Task to carry out: In full and without alteration, give the listing again.

══════════════════════════════

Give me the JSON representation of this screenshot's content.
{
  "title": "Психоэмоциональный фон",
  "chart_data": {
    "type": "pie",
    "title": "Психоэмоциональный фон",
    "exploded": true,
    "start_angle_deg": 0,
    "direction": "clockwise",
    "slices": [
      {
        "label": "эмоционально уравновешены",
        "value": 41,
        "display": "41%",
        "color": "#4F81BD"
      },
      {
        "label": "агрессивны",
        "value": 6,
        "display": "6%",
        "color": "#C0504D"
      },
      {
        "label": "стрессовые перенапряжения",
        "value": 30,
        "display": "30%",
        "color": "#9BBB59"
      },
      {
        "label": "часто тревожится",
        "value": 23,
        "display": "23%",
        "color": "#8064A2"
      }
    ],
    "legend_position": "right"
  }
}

══════════════════════════════

Exercise output:
Give me the JSON representation of this screenshot's content.
{
  "title": "Психоэмоциональный фон",
  "chart_data": {
    "type": "pie",
    "title": "Психоэмоциональный фон",
    "exploded": true,
    "start_angle_deg": 0,
    "direction": "clockwise",
    "slices": [
      {
        "label": "эмоционально уравновешены",
        "value": 41,
        "display": "41%",
        "color": "#4F81BD"
      },
      {
        "label": "агрессивны",
        "value": 6,
        "display": "6%",
        "color": "#C0504D"
      },
      {
        "label": "стрессовые перенапряжения",
        "value": 30,
        "display": "30%",
        "color": "#9BBB59"
      },
      {
        "label": "часто тревожится",
        "value": 23,
        "display": "23%",
        "color": "#8064A2"
      }
    ],
    "legend_position": "right"
  }
}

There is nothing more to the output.